Record excerpts>
** start **

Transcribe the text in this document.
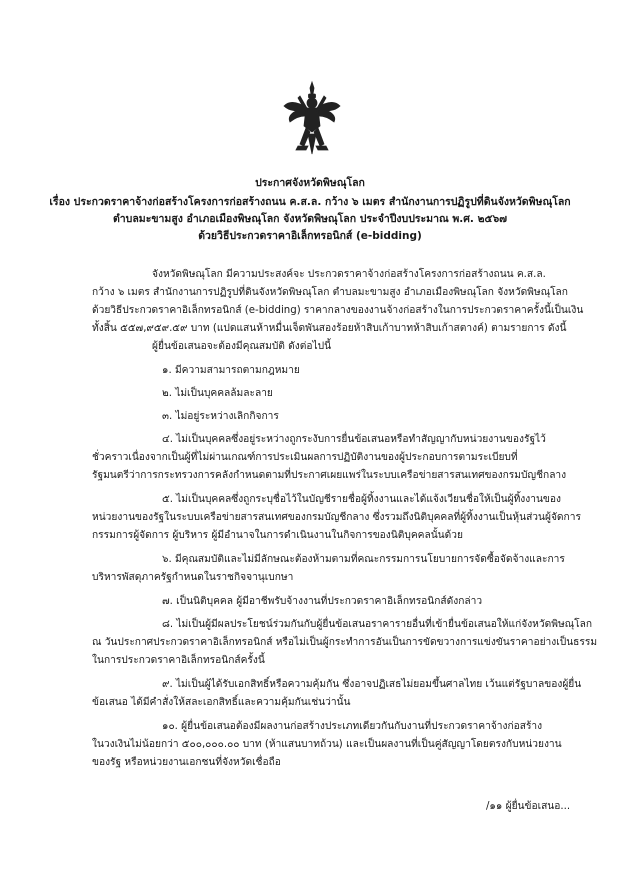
ประกาศจังหวัดพิษณุโลก
เรื่อง ประกวดราคาจ้างก่อสร้างโครงการก่อสร้างถนน ค.ส.ล. กว้าง ๖ เมตร สำนักงานการปฏิรูปที่ดินจังหวัดพิษณุโลก
ตำบลมะขามสูง อำเภอเมืองพิษณุโลก จังหวัดพิษณุโลก ประจำปีงบประมาณ พ.ศ. ๒๕๖๗
ด้วยวิธีประกวดราคาอิเล็กทรอนิกส์ (e-bidding)
จังหวัดพิษณุโลก มีความประสงค์จะ ประกวดราคาจ้างก่อสร้างโครงการก่อสร้างถนน ค.ส.ล.
กว้าง ๖ เมตร สำนักงานการปฏิรูปที่ดินจังหวัดพิษณุโลก ตำบลมะขามสูง อำเภอเมืองพิษณุโลก จังหวัดพิษณุโลก
ด้วยวิธีประกวดราคาอิเล็กทรอนิกส์ (e-bidding) ราคากลางของงานจ้างก่อสร้างในการประกวดราคาครั้งนี้เป็นเงิน
ทั้งสิ้น ๕๕๗,๙๕๙.๕๙ บาท (แปดแสนห้าหมื่นเจ็ดพันสองร้อยห้าสิบเก้าบาทห้าสิบเก้าสตางค์) ตามรายการ ดังนี้
ผู้ยื่นข้อเสนอจะต้องมีคุณสมบัติ ดังต่อไปนี้
๑. มีความสามารถตามกฎหมาย
๒. ไม่เป็นบุคคลล้มละลาย
๓. ไม่อยู่ระหว่างเลิกกิจการ
๔. ไม่เป็นบุคคลซึ่งอยู่ระหว่างถูกระงับการยื่นข้อเสนอหรือทำสัญญากับหน่วยงานของรัฐไว้
ชั่วคราวเนื่องจากเป็นผู้ที่ไม่ผ่านเกณฑ์การประเมินผลการปฏิบัติงานของผู้ประกอบการตามระเบียบที่
รัฐมนตรีว่าการกระทรวงการคลังกำหนดตามที่ประกาศเผยแพร่ในระบบเครือข่ายสารสนเทศของกรมบัญชีกลาง
๕. ไม่เป็นบุคคลซึ่งถูกระบุชื่อไว้ในบัญชีรายชื่อผู้ทิ้งงานและได้แจ้งเวียนชื่อให้เป็นผู้ทิ้งงานของ
หน่วยงานของรัฐในระบบเครือข่ายสารสนเทศของกรมบัญชีกลาง ซึ่งรวมถึงนิติบุคคลที่ผู้ทิ้งงานเป็นหุ้นส่วนผู้จัดการ
กรรมการผู้จัดการ ผู้บริหาร ผู้มีอำนาจในการดำเนินงานในกิจการของนิติบุคคลนั้นด้วย
๖. มีคุณสมบัติและไม่มีลักษณะต้องห้ามตามที่คณะกรรมการนโยบายการจัดซื้อจัดจ้างและการ
บริหารพัสดุภาครัฐกำหนดในราชกิจจานุเบกษา
๗. เป็นนิติบุคคล ผู้มีอาชีพรับจ้างงานที่ประกวดราคาอิเล็กทรอนิกส์ดังกล่าว
๘. ไม่เป็นผู้มีผลประโยชน์ร่วมกันกับผู้ยื่นข้อเสนอราคารายอื่นที่เข้ายื่นข้อเสนอให้แก่จังหวัดพิษณุโลก
ณ วันประกาศประกวดราคาอิเล็กทรอนิกส์ หรือไม่เป็นผู้กระทำการอันเป็นการขัดขวางการแข่งขันราคาอย่างเป็นธรรม
ในการประกวดราคาอิเล็กทรอนิกส์ครั้งนี้
๙. ไม่เป็นผู้ได้รับเอกสิทธิ์หรือความคุ้มกัน ซึ่งอาจปฏิเสธไม่ยอมขึ้นศาลไทย เว้นแต่รัฐบาลของผู้ยื่น
ข้อเสนอ ได้มีคำสั่งให้สละเอกสิทธิ์และความคุ้มกันเช่นว่านั้น
๑๐. ผู้ยื่นข้อเสนอต้องมีผลงานก่อสร้างประเภทเดียวกันกับงานที่ประกวดราคาจ้างก่อสร้าง
ในวงเงินไม่น้อยกว่า ๕๐๐,๐๐๐.๐๐ บาท (ห้าแสนบาทถ้วน) และเป็นผลงานที่เป็นคู่สัญญาโดยตรงกับหน่วยงาน
ของรัฐ หรือหน่วยงานเอกชนที่จังหวัดเชื่อถือ
/๑๑ ผู้ยื่นข้อเสนอ...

** end **

Task objective> Copy the data character for character, but drop all pictures from the copy.

Response to this exercise>
Transcribe the text in this document.
ประกาศจังหวัดพิษณุโลก
เรื่อง ประกวดราคาจ้างก่อสร้างโครงการก่อสร้างถนน ค.ส.ล. กว้าง ๖ เมตร สำนักงานการปฏิรูปที่ดินจังหวัดพิษณุโลก
ตำบลมะขามสูง อำเภอเมืองพิษณุโลก จังหวัดพิษณุโลก ประจำปีงบประมาณ พ.ศ. ๒๕๖๗
ด้วยวิธีประกวดราคาอิเล็กทรอนิกส์ (e-bidding)
จังหวัดพิษณุโลก มีความประสงค์จะ ประกวดราคาจ้างก่อสร้างโครงการก่อสร้างถนน ค.ส.ล.
กว้าง ๖ เมตร สำนักงานการปฏิรูปที่ดินจังหวัดพิษณุโลก ตำบลมะขามสูง อำเภอเมืองพิษณุโลก จังหวัดพิษณุโลก
ด้วยวิธีประกวดราคาอิเล็กทรอนิกส์ (e-bidding) ราคากลางของงานจ้างก่อสร้างในการประกวดราคาครั้งนี้เป็นเงิน
ทั้งสิ้น ๕๕๗,๙๕๙.๕๙ บาท (แปดแสนห้าหมื่นเจ็ดพันสองร้อยห้าสิบเก้าบาทห้าสิบเก้าสตางค์) ตามรายการ ดังนี้
ผู้ยื่นข้อเสนอจะต้องมีคุณสมบัติ ดังต่อไปนี้
๑. มีความสามารถตามกฎหมาย
๒. ไม่เป็นบุคคลล้มละลาย
๓. ไม่อยู่ระหว่างเลิกกิจการ
๔. ไม่เป็นบุคคลซึ่งอยู่ระหว่างถูกระงับการยื่นข้อเสนอหรือทำสัญญากับหน่วยงานของรัฐไว้
ชั่วคราวเนื่องจากเป็นผู้ที่ไม่ผ่านเกณฑ์การประเมินผลการปฏิบัติงานของผู้ประกอบการตามระเบียบที่
รัฐมนตรีว่าการกระทรวงการคลังกำหนดตามที่ประกาศเผยแพร่ในระบบเครือข่ายสารสนเทศของกรมบัญชีกลาง
๕. ไม่เป็นบุคคลซึ่งถูกระบุชื่อไว้ในบัญชีรายชื่อผู้ทิ้งงานและได้แจ้งเวียนชื่อให้เป็นผู้ทิ้งงานของ
หน่วยงานของรัฐในระบบเครือข่ายสารสนเทศของกรมบัญชีกลาง ซึ่งรวมถึงนิติบุคคลที่ผู้ทิ้งงานเป็นหุ้นส่วนผู้จัดการ
กรรมการผู้จัดการ ผู้บริหาร ผู้มีอำนาจในการดำเนินงานในกิจการของนิติบุคคลนั้นด้วย
๖. มีคุณสมบัติและไม่มีลักษณะต้องห้ามตามที่คณะกรรมการนโยบายการจัดซื้อจัดจ้างและการ
บริหารพัสดุภาครัฐกำหนดในราชกิจจานุเบกษา
๗. เป็นนิติบุคคล ผู้มีอาชีพรับจ้างงานที่ประกวดราคาอิเล็กทรอนิกส์ดังกล่าว
๘. ไม่เป็นผู้มีผลประโยชน์ร่วมกันกับผู้ยื่นข้อเสนอราคารายอื่นที่เข้ายื่นข้อเสนอให้แก่จังหวัดพิษณุโลก
ณ วันประกาศประกวดราคาอิเล็กทรอนิกส์ หรือไม่เป็นผู้กระทำการอันเป็นการขัดขวางการแข่งขันราคาอย่างเป็นธรรม
ในการประกวดราคาอิเล็กทรอนิกส์ครั้งนี้
๙. ไม่เป็นผู้ได้รับเอกสิทธิ์หรือความคุ้มกัน ซึ่งอาจปฏิเสธไม่ยอมขึ้นศาลไทย เว้นแต่รัฐบาลของผู้ยื่น
ข้อเสนอ ได้มีคำสั่งให้สละเอกสิทธิ์และความคุ้มกันเช่นว่านั้น
๑๐. ผู้ยื่นข้อเสนอต้องมีผลงานก่อสร้างประเภทเดียวกันกับงานที่ประกวดราคาจ้างก่อสร้าง
ในวงเงินไม่น้อยกว่า ๕๐๐,๐๐๐.๐๐ บาท (ห้าแสนบาทถ้วน) และเป็นผลงานที่เป็นคู่สัญญาโดยตรงกับหน่วยงาน
ของรัฐ หรือหน่วยงานเอกชนที่จังหวัดเชื่อถือ
/๑๑ ผู้ยื่นข้อเสนอ...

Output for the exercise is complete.